- _Your goal_
Quote all entries in full, exactly.

- _Input for this task_
○ ○ ○ ○
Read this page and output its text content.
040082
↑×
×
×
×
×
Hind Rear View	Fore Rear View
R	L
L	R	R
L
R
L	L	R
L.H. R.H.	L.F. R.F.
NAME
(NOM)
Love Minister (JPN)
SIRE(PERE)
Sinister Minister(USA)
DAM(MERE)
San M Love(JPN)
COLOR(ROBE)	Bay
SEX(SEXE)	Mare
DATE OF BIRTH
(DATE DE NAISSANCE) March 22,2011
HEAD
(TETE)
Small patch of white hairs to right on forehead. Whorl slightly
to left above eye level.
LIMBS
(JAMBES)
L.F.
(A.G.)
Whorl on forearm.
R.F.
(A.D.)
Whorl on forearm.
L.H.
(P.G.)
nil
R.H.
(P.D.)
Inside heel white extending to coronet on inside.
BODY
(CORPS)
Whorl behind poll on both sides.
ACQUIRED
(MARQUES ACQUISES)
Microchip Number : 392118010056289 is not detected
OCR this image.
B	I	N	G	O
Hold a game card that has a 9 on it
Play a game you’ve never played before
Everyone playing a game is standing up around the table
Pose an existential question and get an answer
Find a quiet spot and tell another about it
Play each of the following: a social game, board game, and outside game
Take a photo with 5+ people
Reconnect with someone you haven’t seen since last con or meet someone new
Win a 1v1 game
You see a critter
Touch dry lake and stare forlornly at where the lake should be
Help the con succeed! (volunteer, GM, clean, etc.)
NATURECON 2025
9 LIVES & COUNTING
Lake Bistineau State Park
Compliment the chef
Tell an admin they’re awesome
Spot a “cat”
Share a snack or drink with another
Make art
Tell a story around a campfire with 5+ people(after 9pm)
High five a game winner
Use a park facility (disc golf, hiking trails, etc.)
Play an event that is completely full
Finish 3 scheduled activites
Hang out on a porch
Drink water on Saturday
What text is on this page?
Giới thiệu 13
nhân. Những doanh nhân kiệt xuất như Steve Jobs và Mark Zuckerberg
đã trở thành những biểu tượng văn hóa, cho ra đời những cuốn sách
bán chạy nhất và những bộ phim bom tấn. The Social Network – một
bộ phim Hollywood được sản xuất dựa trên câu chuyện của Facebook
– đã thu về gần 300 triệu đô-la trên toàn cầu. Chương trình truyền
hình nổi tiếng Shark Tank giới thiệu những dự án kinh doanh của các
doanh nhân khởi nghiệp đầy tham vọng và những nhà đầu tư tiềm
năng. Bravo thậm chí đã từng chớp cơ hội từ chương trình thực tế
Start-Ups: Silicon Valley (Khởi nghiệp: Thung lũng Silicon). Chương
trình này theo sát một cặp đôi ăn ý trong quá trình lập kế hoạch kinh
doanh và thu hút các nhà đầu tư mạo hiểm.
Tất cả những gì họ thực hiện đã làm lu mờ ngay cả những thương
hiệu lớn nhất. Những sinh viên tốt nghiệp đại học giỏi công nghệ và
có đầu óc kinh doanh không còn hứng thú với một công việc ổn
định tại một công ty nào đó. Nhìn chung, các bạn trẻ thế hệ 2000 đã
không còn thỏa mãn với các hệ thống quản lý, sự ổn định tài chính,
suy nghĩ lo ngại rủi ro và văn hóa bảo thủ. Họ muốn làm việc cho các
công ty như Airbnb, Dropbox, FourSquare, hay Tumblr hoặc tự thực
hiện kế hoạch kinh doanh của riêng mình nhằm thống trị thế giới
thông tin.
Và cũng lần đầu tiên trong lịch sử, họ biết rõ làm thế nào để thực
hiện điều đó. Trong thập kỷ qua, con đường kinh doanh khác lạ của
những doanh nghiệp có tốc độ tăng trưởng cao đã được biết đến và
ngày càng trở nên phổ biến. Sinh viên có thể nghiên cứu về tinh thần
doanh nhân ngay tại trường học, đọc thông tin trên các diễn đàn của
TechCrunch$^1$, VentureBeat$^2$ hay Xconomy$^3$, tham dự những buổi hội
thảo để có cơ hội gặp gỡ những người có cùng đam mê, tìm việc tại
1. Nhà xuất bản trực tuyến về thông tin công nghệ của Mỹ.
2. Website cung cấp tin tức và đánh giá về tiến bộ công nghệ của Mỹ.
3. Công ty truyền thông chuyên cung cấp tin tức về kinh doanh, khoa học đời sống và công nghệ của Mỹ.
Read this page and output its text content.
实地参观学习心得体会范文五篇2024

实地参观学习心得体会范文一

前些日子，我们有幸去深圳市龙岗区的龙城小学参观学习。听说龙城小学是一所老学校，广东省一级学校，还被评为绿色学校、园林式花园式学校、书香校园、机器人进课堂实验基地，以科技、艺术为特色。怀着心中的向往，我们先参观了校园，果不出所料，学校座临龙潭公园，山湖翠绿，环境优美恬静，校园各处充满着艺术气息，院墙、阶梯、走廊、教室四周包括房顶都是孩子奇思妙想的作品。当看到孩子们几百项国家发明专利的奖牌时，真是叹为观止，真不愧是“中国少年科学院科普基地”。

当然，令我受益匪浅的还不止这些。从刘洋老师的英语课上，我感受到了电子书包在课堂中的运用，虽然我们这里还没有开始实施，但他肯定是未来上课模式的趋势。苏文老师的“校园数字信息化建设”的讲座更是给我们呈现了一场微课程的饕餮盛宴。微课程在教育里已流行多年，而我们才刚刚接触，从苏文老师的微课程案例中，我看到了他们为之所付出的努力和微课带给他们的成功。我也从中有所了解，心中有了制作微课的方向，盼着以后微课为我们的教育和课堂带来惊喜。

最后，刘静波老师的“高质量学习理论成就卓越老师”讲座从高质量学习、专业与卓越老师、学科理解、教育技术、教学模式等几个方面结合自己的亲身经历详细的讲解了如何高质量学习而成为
○ ○ ○ ○
- _Answer for the task_
Read this page and output its text content.
040082
↑×
×
×
×
×
Hind Rear View	Fore Rear View
R	L
L	R	R
L
R
L	L	R
L.H. R.H.	L.F. R.F.
NAME
(NOM)
Love Minister (JPN)
SIRE(PERE)
Sinister Minister(USA)
DAM(MERE)
San M Love(JPN)
COLOR(ROBE)	Bay
SEX(SEXE)	Mare
DATE OF BIRTH
(DATE DE NAISSANCE) March 22,2011
HEAD
(TETE)
Small patch of white hairs to right on forehead. Whorl slightly
to left above eye level.
LIMBS
(JAMBES)
L.F.
(A.G.)
Whorl on forearm.
R.F.
(A.D.)
Whorl on forearm.
L.H.
(P.G.)
nil
R.H.
(P.D.)
Inside heel white extending to coronet on inside.
BODY
(CORPS)
Whorl behind poll on both sides.
ACQUIRED
(MARQUES ACQUISES)
Microchip Number : 392118010056289 is not detected
OCR this image.
B	I	N	G	O
Hold a game card that has a 9 on it
Play a game you’ve never played before
Everyone playing a game is standing up around the table
Pose an existential question and get an answer
Find a quiet spot and tell another about it
Play each of the following: a social game, board game, and outside game
Take a photo with 5+ people
Reconnect with someone you haven’t seen since last con or meet someone new
Win a 1v1 game
You see a critter
Touch dry lake and stare forlornly at where the lake should be
Help the con succeed! (volunteer, GM, clean, etc.)
NATURECON 2025
9 LIVES & COUNTING
Lake Bistineau State Park
Compliment the chef
Tell an admin they’re awesome
Spot a “cat”
Share a snack or drink with another
Make art
Tell a story around a campfire with 5+ people(after 9pm)
High five a game winner
Use a park facility (disc golf, hiking trails, etc.)
Play an event that is completely full
Finish 3 scheduled activites
Hang out on a porch
Drink water on Saturday
What text is on this page?
Giới thiệu 13
nhân. Những doanh nhân kiệt xuất như Steve Jobs và Mark Zuckerberg
đã trở thành những biểu tượng văn hóa, cho ra đời những cuốn sách
bán chạy nhất và những bộ phim bom tấn. The Social Network – một
bộ phim Hollywood được sản xuất dựa trên câu chuyện của Facebook
– đã thu về gần 300 triệu đô-la trên toàn cầu. Chương trình truyền
hình nổi tiếng Shark Tank giới thiệu những dự án kinh doanh của các
doanh nhân khởi nghiệp đầy tham vọng và những nhà đầu tư tiềm
năng. Bravo thậm chí đã từng chớp cơ hội từ chương trình thực tế
Start-Ups: Silicon Valley (Khởi nghiệp: Thung lũng Silicon). Chương
trình này theo sát một cặp đôi ăn ý trong quá trình lập kế hoạch kinh
doanh và thu hút các nhà đầu tư mạo hiểm.
Tất cả những gì họ thực hiện đã làm lu mờ ngay cả những thương
hiệu lớn nhất. Những sinh viên tốt nghiệp đại học giỏi công nghệ và
có đầu óc kinh doanh không còn hứng thú với một công việc ổn
định tại một công ty nào đó. Nhìn chung, các bạn trẻ thế hệ 2000 đã
không còn thỏa mãn với các hệ thống quản lý, sự ổn định tài chính,
suy nghĩ lo ngại rủi ro và văn hóa bảo thủ. Họ muốn làm việc cho các
công ty như Airbnb, Dropbox, FourSquare, hay Tumblr hoặc tự thực
hiện kế hoạch kinh doanh của riêng mình nhằm thống trị thế giới
thông tin.
Và cũng lần đầu tiên trong lịch sử, họ biết rõ làm thế nào để thực
hiện điều đó. Trong thập kỷ qua, con đường kinh doanh khác lạ của
những doanh nghiệp có tốc độ tăng trưởng cao đã được biết đến và
ngày càng trở nên phổ biến. Sinh viên có thể nghiên cứu về tinh thần
doanh nhân ngay tại trường học, đọc thông tin trên các diễn đàn của
TechCrunch$^1$, VentureBeat$^2$ hay Xconomy$^3$, tham dự những buổi hội
thảo để có cơ hội gặp gỡ những người có cùng đam mê, tìm việc tại
1. Nhà xuất bản trực tuyến về thông tin công nghệ của Mỹ.
2. Website cung cấp tin tức và đánh giá về tiến bộ công nghệ của Mỹ.
3. Công ty truyền thông chuyên cung cấp tin tức về kinh doanh, khoa học đời sống và công nghệ của Mỹ.
Read this page and output its text content.
实地参观学习心得体会范文五篇2024

实地参观学习心得体会范文一

前些日子，我们有幸去深圳市龙岗区的龙城小学参观学习。听说龙城小学是一所老学校，广东省一级学校，还被评为绿色学校、园林式花园式学校、书香校园、机器人进课堂实验基地，以科技、艺术为特色。怀着心中的向往，我们先参观了校园，果不出所料，学校座临龙潭公园，山湖翠绿，环境优美恬静，校园各处充满着艺术气息，院墙、阶梯、走廊、教室四周包括房顶都是孩子奇思妙想的作品。当看到孩子们几百项国家发明专利的奖牌时，真是叹为观止，真不愧是“中国少年科学院科普基地”。

当然，令我受益匪浅的还不止这些。从刘洋老师的英语课上，我感受到了电子书包在课堂中的运用，虽然我们这里还没有开始实施，但他肯定是未来上课模式的趋势。苏文老师的“校园数字信息化建设”的讲座更是给我们呈现了一场微课程的饕餮盛宴。微课程在教育里已流行多年，而我们才刚刚接触，从苏文老师的微课程案例中，我看到了他们为之所付出的努力和微课带给他们的成功。我也从中有所了解，心中有了制作微课的方向，盼着以后微课为我们的教育和课堂带来惊喜。

最后，刘静波老师的“高质量学习理论成就卓越老师”讲座从高质量学习、专业与卓越老师、学科理解、教育技术、教学模式等几个方面结合自己的亲身经历详细的讲解了如何高质量学习而成为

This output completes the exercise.